### Data for this task
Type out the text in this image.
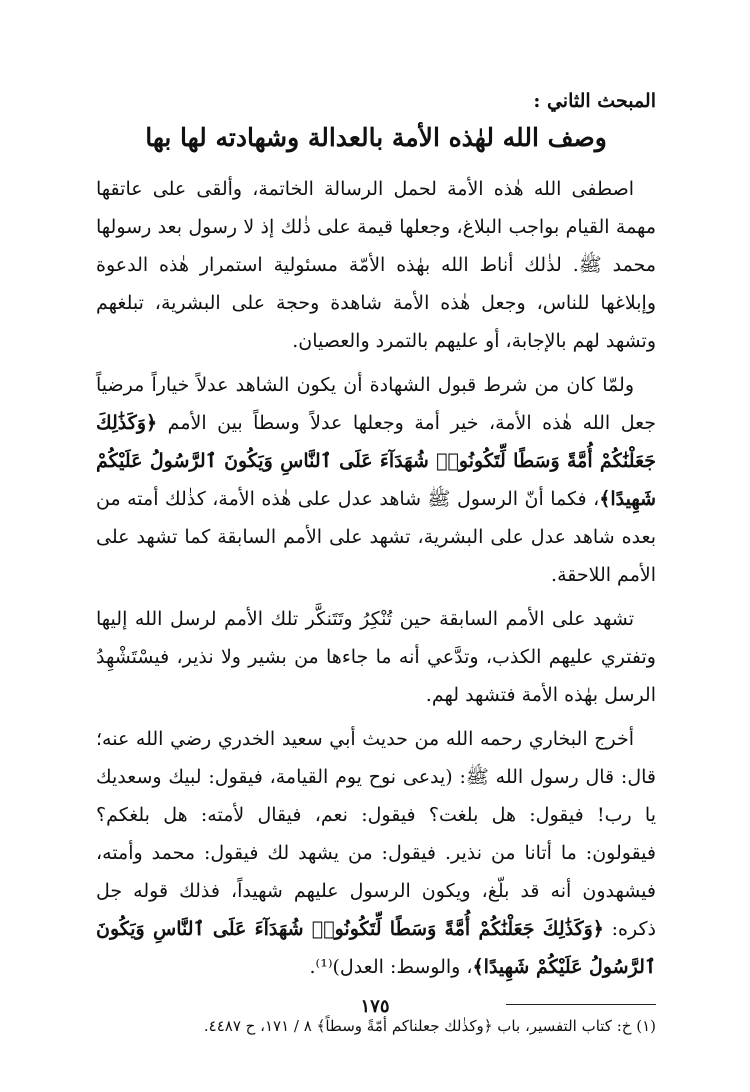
المبحث الثاني :

وصف الله لهٰذه الأمة بالعدالة وشهادته لها بها

اصطفى الله هٰذه الأمة لحمل الرسالة الخاتمة، وألقى على عاتقها مهمة القيام بواجب البلاغ، وجعلها قيمة على ذٰلك إذ لا رسول بعد رسولها محمد ﷺ. لذٰلك أناط الله بهٰذه الأمّة مسئولية استمرار هٰذه الدعوة وإبلاغها للناس، وجعل هٰذه الأمة شاهدة وحجة على البشرية، تبلغهم وتشهد لهم بالإجابة، أو عليهم بالتمرد والعصيان.

ولمّا كان من شرط قبول الشهادة أن يكون الشاهد عدلاً خياراً مرضياً جعل الله هٰذه الأمة، خير أمة وجعلها عدلاً وسطاً بين الأمم ﴿وَكَذَٰلِكَ جَعَلْنَٰكُمْ أُمَّةً وَسَطًا لِّتَكُونُوا۟ شُهَدَآءَ عَلَى ٱلنَّاسِ وَيَكُونَ ٱلرَّسُولُ عَلَيْكُمْ شَهِيدًا﴾، فكما أنّ الرسول ﷺ شاهد عدل على هٰذه الأمة، كذٰلك أمته من بعده شاهد عدل على البشرية، تشهد على الأمم السابقة كما تشهد على الأمم اللاحقة.

تشهد على الأمم السابقة حين تُنْكِرُ وتَتَنكَّر تلك الأمم لرسل الله إليها وتفتري عليهم الكذب، وتدَّعي أنه ما جاءها من بشير ولا نذير، فيسْتَشْهِدُ الرسل بهٰذه الأمة فتشهد لهم.

أخرج البخاري رحمه الله من حديث أبي سعيد الخدري رضي الله عنه؛ قال: قال رسول الله ﷺ: (يدعى نوح يوم القيامة، فيقول: لبيك وسعديك يا رب! فيقول: هل بلغت؟ فيقول: نعم، فيقال لأمته: هل بلغكم؟ فيقولون: ما أتانا من نذير. فيقول: من يشهد لك فيقول: محمد وأمته، فيشهدون أنه قد بلّغ، ويكون الرسول عليهم شهيداً، فذلك قوله جل ذكره: ﴿وَكَذَٰلِكَ جَعَلْنَٰكُمْ أُمَّةً وَسَطًا لِّتَكُونُوا۟ شُهَدَآءَ عَلَى ٱلنَّاسِ وَيَكُونَ ٱلرَّسُولُ عَلَيْكُمْ شَهِيدًا﴾، والوسط: العدل)⁽¹⁾.

(١) خ: كتاب التفسير، باب ﴿وكذٰلك جعلناكم أمّةً وسطاً﴾ ٨ / ١٧١، ح ٤٤٨٧.

١٧٥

### What you are asked to do
Return the whole listing, word for word, and leave out every picture.

### Answer for this exercise
Type out the text in this image.
المبحث الثاني :

وصف الله لهٰذه الأمة بالعدالة وشهادته لها بها

اصطفى الله هٰذه الأمة لحمل الرسالة الخاتمة، وألقى على عاتقها مهمة القيام بواجب البلاغ، وجعلها قيمة على ذٰلك إذ لا رسول بعد رسولها محمد ﷺ. لذٰلك أناط الله بهٰذه الأمّة مسئولية استمرار هٰذه الدعوة وإبلاغها للناس، وجعل هٰذه الأمة شاهدة وحجة على البشرية، تبلغهم وتشهد لهم بالإجابة، أو عليهم بالتمرد والعصيان.

ولمّا كان من شرط قبول الشهادة أن يكون الشاهد عدلاً خياراً مرضياً جعل الله هٰذه الأمة، خير أمة وجعلها عدلاً وسطاً بين الأمم ﴿وَكَذَٰلِكَ جَعَلْنَٰكُمْ أُمَّةً وَسَطًا لِّتَكُونُوا۟ شُهَدَآءَ عَلَى ٱلنَّاسِ وَيَكُونَ ٱلرَّسُولُ عَلَيْكُمْ شَهِيدًا﴾، فكما أنّ الرسول ﷺ شاهد عدل على هٰذه الأمة، كذٰلك أمته من بعده شاهد عدل على البشرية، تشهد على الأمم السابقة كما تشهد على الأمم اللاحقة.

تشهد على الأمم السابقة حين تُنْكِرُ وتَتَنكَّر تلك الأمم لرسل الله إليها وتفتري عليهم الكذب، وتدَّعي أنه ما جاءها من بشير ولا نذير، فيسْتَشْهِدُ الرسل بهٰذه الأمة فتشهد لهم.

أخرج البخاري رحمه الله من حديث أبي سعيد الخدري رضي الله عنه؛ قال: قال رسول الله ﷺ: (يدعى نوح يوم القيامة، فيقول: لبيك وسعديك يا رب! فيقول: هل بلغت؟ فيقول: نعم، فيقال لأمته: هل بلغكم؟ فيقولون: ما أتانا من نذير. فيقول: من يشهد لك فيقول: محمد وأمته، فيشهدون أنه قد بلّغ، ويكون الرسول عليهم شهيداً، فذلك قوله جل ذكره: ﴿وَكَذَٰلِكَ جَعَلْنَٰكُمْ أُمَّةً وَسَطًا لِّتَكُونُوا۟ شُهَدَآءَ عَلَى ٱلنَّاسِ وَيَكُونَ ٱلرَّسُولُ عَلَيْكُمْ شَهِيدًا﴾، والوسط: العدل)⁽¹⁾.

(١) خ: كتاب التفسير، باب ﴿وكذٰلك جعلناكم أمّةً وسطاً﴾ ٨ / ١٧١، ح ٤٤٨٧.

١٧٥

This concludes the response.